Images should be left out, and everything else in the listing reproduced exactly.

>> BEGIN

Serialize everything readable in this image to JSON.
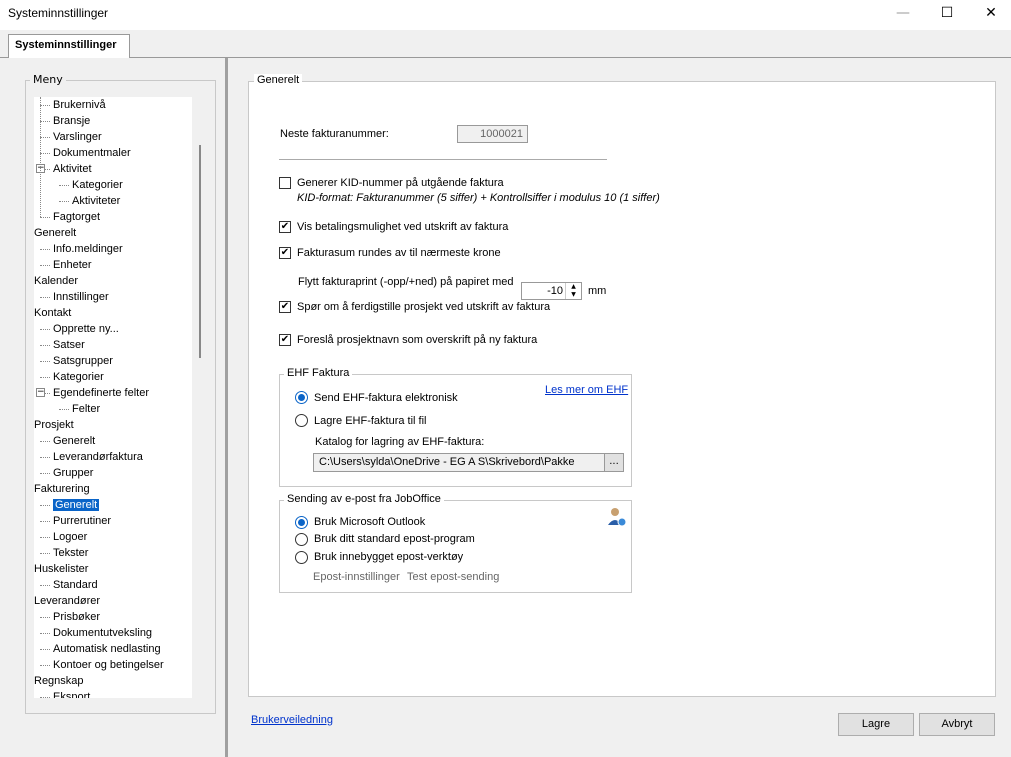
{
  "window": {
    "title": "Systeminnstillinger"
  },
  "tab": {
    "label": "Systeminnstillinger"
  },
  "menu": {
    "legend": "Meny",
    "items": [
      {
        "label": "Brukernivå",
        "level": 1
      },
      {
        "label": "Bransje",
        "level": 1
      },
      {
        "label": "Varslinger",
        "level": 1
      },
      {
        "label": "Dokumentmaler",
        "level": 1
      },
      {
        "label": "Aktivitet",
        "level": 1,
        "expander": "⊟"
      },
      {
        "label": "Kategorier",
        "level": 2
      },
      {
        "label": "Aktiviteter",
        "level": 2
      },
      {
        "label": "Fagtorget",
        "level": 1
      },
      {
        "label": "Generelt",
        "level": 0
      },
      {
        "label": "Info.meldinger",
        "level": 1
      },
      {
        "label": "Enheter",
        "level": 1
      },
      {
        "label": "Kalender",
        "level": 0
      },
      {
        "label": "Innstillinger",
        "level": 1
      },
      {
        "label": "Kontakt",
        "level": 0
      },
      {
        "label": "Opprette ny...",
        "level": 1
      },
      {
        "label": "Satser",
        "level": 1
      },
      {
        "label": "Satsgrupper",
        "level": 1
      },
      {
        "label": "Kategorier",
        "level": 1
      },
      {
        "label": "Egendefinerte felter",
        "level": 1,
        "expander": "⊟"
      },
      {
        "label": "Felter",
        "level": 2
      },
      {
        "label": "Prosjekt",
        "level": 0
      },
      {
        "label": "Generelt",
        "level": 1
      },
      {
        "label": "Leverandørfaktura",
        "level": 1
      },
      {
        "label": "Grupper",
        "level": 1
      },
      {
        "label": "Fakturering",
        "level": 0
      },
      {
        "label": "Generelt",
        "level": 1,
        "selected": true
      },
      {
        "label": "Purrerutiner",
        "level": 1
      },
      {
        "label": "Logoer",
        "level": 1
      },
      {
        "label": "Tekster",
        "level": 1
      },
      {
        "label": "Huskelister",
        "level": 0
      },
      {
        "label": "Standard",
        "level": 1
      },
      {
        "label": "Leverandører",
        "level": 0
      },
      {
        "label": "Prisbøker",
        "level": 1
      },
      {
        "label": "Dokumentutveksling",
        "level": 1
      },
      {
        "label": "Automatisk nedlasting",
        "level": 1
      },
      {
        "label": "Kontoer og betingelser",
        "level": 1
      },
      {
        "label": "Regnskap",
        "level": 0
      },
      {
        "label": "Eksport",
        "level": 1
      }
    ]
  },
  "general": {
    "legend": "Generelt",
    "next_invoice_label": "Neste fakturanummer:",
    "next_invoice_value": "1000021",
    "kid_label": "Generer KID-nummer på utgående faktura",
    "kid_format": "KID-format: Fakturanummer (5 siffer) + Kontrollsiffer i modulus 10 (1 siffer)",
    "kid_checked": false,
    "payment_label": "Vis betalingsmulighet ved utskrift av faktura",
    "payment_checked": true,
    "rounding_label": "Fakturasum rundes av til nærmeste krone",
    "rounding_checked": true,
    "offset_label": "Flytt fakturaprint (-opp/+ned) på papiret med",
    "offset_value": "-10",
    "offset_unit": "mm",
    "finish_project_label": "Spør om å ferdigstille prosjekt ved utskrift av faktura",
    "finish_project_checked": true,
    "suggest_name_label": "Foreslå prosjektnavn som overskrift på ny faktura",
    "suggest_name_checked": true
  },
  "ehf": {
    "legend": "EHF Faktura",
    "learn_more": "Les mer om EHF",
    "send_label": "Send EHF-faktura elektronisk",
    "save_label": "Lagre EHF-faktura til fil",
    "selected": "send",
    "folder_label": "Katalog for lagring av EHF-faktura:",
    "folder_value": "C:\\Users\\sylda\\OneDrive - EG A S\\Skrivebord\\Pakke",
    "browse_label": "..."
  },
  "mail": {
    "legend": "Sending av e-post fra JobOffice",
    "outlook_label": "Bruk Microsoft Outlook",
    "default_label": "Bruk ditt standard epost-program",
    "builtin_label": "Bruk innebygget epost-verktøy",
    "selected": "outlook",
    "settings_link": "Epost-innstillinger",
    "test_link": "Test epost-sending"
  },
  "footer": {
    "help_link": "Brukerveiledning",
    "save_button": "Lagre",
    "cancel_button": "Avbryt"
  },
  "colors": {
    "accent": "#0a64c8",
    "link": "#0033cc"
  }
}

>> END

Reply
Serialize everything readable in this image to JSON.
{
  "window": {
    "title": "Systeminnstillinger"
  },
  "tab": {
    "label": "Systeminnstillinger"
  },
  "menu": {
    "legend": "Meny",
    "items": [
      {
        "label": "Brukernivå",
        "level": 1
      },
      {
        "label": "Bransje",
        "level": 1
      },
      {
        "label": "Varslinger",
        "level": 1
      },
      {
        "label": "Dokumentmaler",
        "level": 1
      },
      {
        "label": "Aktivitet",
        "level": 1,
        "expander": "⊟"
      },
      {
        "label": "Kategorier",
        "level": 2
      },
      {
        "label": "Aktiviteter",
        "level": 2
      },
      {
        "label": "Fagtorget",
        "level": 1
      },
      {
        "label": "Generelt",
        "level": 0
      },
      {
        "label": "Info.meldinger",
        "level": 1
      },
      {
        "label": "Enheter",
        "level": 1
      },
      {
        "label": "Kalender",
        "level": 0
      },
      {
        "label": "Innstillinger",
        "level": 1
      },
      {
        "label": "Kontakt",
        "level": 0
      },
      {
        "label": "Opprette ny...",
        "level": 1
      },
      {
        "label": "Satser",
        "level": 1
      },
      {
        "label": "Satsgrupper",
        "level": 1
      },
      {
        "label": "Kategorier",
        "level": 1
      },
      {
        "label": "Egendefinerte felter",
        "level": 1,
        "expander": "⊟"
      },
      {
        "label": "Felter",
        "level": 2
      },
      {
        "label": "Prosjekt",
        "level": 0
      },
      {
        "label": "Generelt",
        "level": 1
      },
      {
        "label": "Leverandørfaktura",
        "level": 1
      },
      {
        "label": "Grupper",
        "level": 1
      },
      {
        "label": "Fakturering",
        "level": 0
      },
      {
        "label": "Generelt",
        "level": 1,
        "selected": true
      },
      {
        "label": "Purrerutiner",
        "level": 1
      },
      {
        "label": "Logoer",
        "level": 1
      },
      {
        "label": "Tekster",
        "level": 1
      },
      {
        "label": "Huskelister",
        "level": 0
      },
      {
        "label": "Standard",
        "level": 1
      },
      {
        "label": "Leverandører",
        "level": 0
      },
      {
        "label": "Prisbøker",
        "level": 1
      },
      {
        "label": "Dokumentutveksling",
        "level": 1
      },
      {
        "label": "Automatisk nedlasting",
        "level": 1
      },
      {
        "label": "Kontoer og betingelser",
        "level": 1
      },
      {
        "label": "Regnskap",
        "level": 0
      },
      {
        "label": "Eksport",
        "level": 1
      }
    ]
  },
  "general": {
    "legend": "Generelt",
    "next_invoice_label": "Neste fakturanummer:",
    "next_invoice_value": "1000021",
    "kid_label": "Generer KID-nummer på utgående faktura",
    "kid_format": "KID-format: Fakturanummer (5 siffer) + Kontrollsiffer i modulus 10 (1 siffer)",
    "kid_checked": false,
    "payment_label": "Vis betalingsmulighet ved utskrift av faktura",
    "payment_checked": true,
    "rounding_label": "Fakturasum rundes av til nærmeste krone",
    "rounding_checked": true,
    "offset_label": "Flytt fakturaprint (-opp/+ned) på papiret med",
    "offset_value": "-10",
    "offset_unit": "mm",
    "finish_project_label": "Spør om å ferdigstille prosjekt ved utskrift av faktura",
    "finish_project_checked": true,
    "suggest_name_label": "Foreslå prosjektnavn som overskrift på ny faktura",
    "suggest_name_checked": true
  },
  "ehf": {
    "legend": "EHF Faktura",
    "learn_more": "Les mer om EHF",
    "send_label": "Send EHF-faktura elektronisk",
    "save_label": "Lagre EHF-faktura til fil",
    "selected": "send",
    "folder_label": "Katalog for lagring av EHF-faktura:",
    "folder_value": "C:\\Users\\sylda\\OneDrive - EG A S\\Skrivebord\\Pakke",
    "browse_label": "..."
  },
  "mail": {
    "legend": "Sending av e-post fra JobOffice",
    "outlook_label": "Bruk Microsoft Outlook",
    "default_label": "Bruk ditt standard epost-program",
    "builtin_label": "Bruk innebygget epost-verktøy",
    "selected": "outlook",
    "settings_link": "Epost-innstillinger",
    "test_link": "Test epost-sending"
  },
  "footer": {
    "help_link": "Brukerveiledning",
    "save_button": "Lagre",
    "cancel_button": "Avbryt"
  },
  "colors": {
    "accent": "#0a64c8",
    "link": "#0033cc"
  }
}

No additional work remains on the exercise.